> **DATA FOR PROCESSING**
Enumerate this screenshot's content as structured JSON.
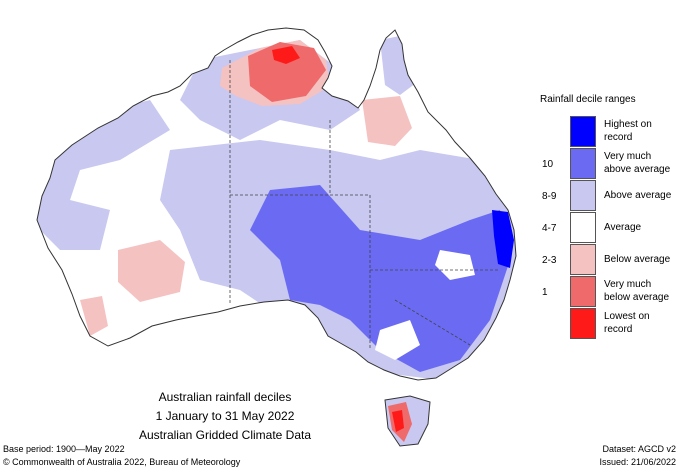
{
  "title": {
    "line1": "Australian rainfall deciles",
    "line2": "1 January to 31 May 2022",
    "line3": "Australian Gridded Climate Data"
  },
  "legend": {
    "title": "Rainfall decile ranges",
    "items": [
      {
        "range": "",
        "label": "Highest on record",
        "color": "#0000ff"
      },
      {
        "range": "10",
        "label": "Very much above average",
        "color": "#6a6af2"
      },
      {
        "range": "8-9",
        "label": "Above average",
        "color": "#c8c8f0"
      },
      {
        "range": "4-7",
        "label": "Average",
        "color": "#ffffff"
      },
      {
        "range": "2-3",
        "label": "Below average",
        "color": "#f5c2c2"
      },
      {
        "range": "1",
        "label": "Very much below average",
        "color": "#ef6a6a"
      },
      {
        "range": "",
        "label": "Lowest on record",
        "color": "#ff1a1a"
      }
    ]
  },
  "footer": {
    "base_period": "Base period: 1900—May 2022",
    "dataset": "Dataset: AGCD v2",
    "copyright": "© Commonwealth of Australia 2022, Bureau of Meteorology",
    "issued": "Issued: 21/06/2022"
  },
  "colors": {
    "highest": "#0000ff",
    "very_much_above": "#6a6af2",
    "above": "#c8c8f0",
    "average": "#ffffff",
    "below": "#f5c2c2",
    "very_much_below": "#ef6a6a",
    "lowest": "#ff1a1a",
    "outline": "#333333"
  }
}
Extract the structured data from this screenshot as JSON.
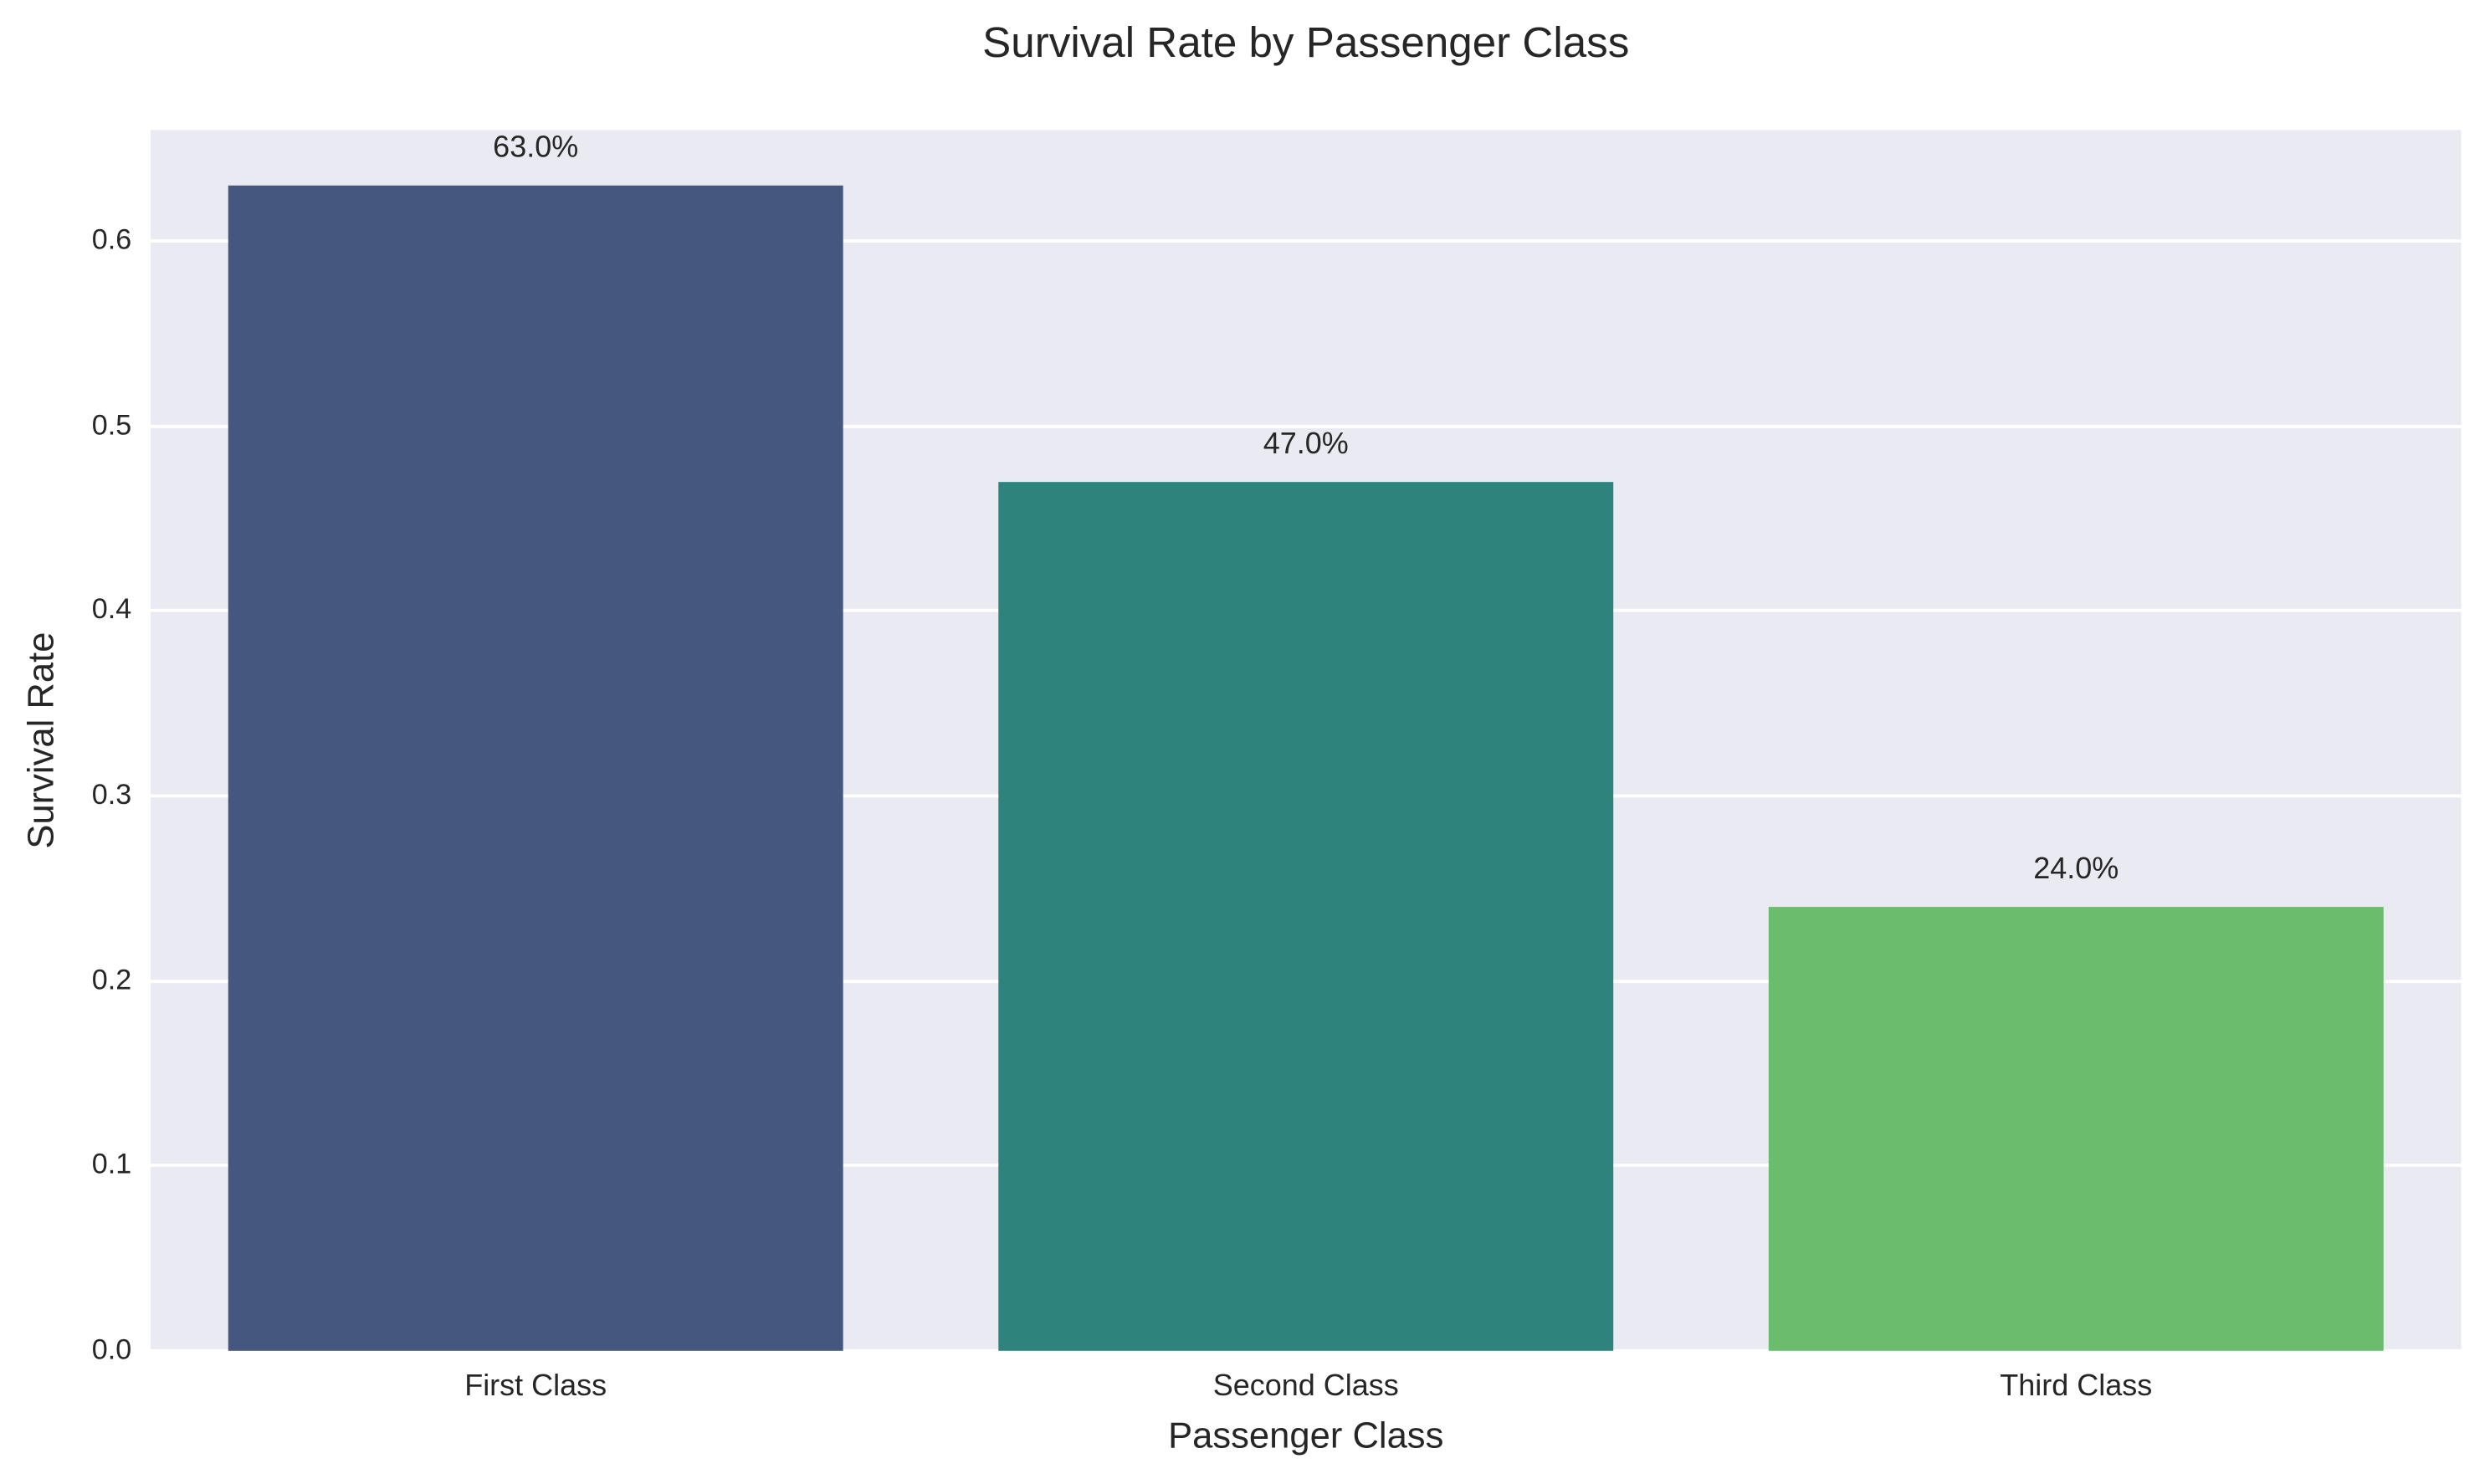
{
  "chart_data": {
    "type": "bar",
    "title": "Survival Rate by Passenger Class",
    "xlabel": "Passenger Class",
    "ylabel": "Survival Rate",
    "categories": [
      "First Class",
      "Second Class",
      "Third Class"
    ],
    "values": [
      0.63,
      0.47,
      0.24
    ],
    "value_labels": [
      "63.0%",
      "47.0%",
      "24.0%"
    ],
    "colors": [
      "#46577f",
      "#2e847d",
      "#6bbc6c"
    ],
    "ylim": [
      0.0,
      0.66
    ],
    "yticks": [
      0.0,
      0.1,
      0.2,
      0.3,
      0.4,
      0.5,
      0.6
    ],
    "ytick_labels": [
      "0.0",
      "0.1",
      "0.2",
      "0.3",
      "0.4",
      "0.5",
      "0.6"
    ],
    "grid": true,
    "legend": null,
    "background": "#eaeaf2"
  }
}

> **REQUIRED TASK**
Output a faithful copy of the data, with each picture left out.

> **WRITTEN ANSWER**
Enumerate this screenshot's content as structured JSON.
{
  "title": {
    "line1": "Australian rainfall deciles",
    "line2": "1 January to 31 May 2022",
    "line3": "Australian Gridded Climate Data"
  },
  "legend": {
    "title": "Rainfall decile ranges",
    "items": [
      {
        "range": "",
        "label": "Highest on record",
        "color": "#0000ff"
      },
      {
        "range": "10",
        "label": "Very much above average",
        "color": "#6a6af2"
      },
      {
        "range": "8-9",
        "label": "Above average",
        "color": "#c8c8f0"
      },
      {
        "range": "4-7",
        "label": "Average",
        "color": "#ffffff"
      },
      {
        "range": "2-3",
        "label": "Below average",
        "color": "#f5c2c2"
      },
      {
        "range": "1",
        "label": "Very much below average",
        "color": "#ef6a6a"
      },
      {
        "range": "",
        "label": "Lowest on record",
        "color": "#ff1a1a"
      }
    ]
  },
  "footer": {
    "base_period": "Base period: 1900—May 2022",
    "dataset": "Dataset: AGCD v2",
    "copyright": "© Commonwealth of Australia 2022, Bureau of Meteorology",
    "issued": "Issued: 21/06/2022"
  },
  "colors": {
    "highest": "#0000ff",
    "very_much_above": "#6a6af2",
    "above": "#c8c8f0",
    "average": "#ffffff",
    "below": "#f5c2c2",
    "very_much_below": "#ef6a6a",
    "lowest": "#ff1a1a",
    "outline": "#333333"
  }
}
Extract the structured data from this screenshot as JSON.
{
  "chart_data": {
    "type": "bar",
    "title": "Survival Rate by Passenger Class",
    "xlabel": "Passenger Class",
    "ylabel": "Survival Rate",
    "categories": [
      "First Class",
      "Second Class",
      "Third Class"
    ],
    "values": [
      0.63,
      0.47,
      0.24
    ],
    "value_labels": [
      "63.0%",
      "47.0%",
      "24.0%"
    ],
    "colors": [
      "#46577f",
      "#2e847d",
      "#6bbc6c"
    ],
    "ylim": [
      0.0,
      0.66
    ],
    "yticks": [
      0.0,
      0.1,
      0.2,
      0.3,
      0.4,
      0.5,
      0.6
    ],
    "ytick_labels": [
      "0.0",
      "0.1",
      "0.2",
      "0.3",
      "0.4",
      "0.5",
      "0.6"
    ],
    "grid": true,
    "legend": null,
    "background": "#eaeaf2"
  }
}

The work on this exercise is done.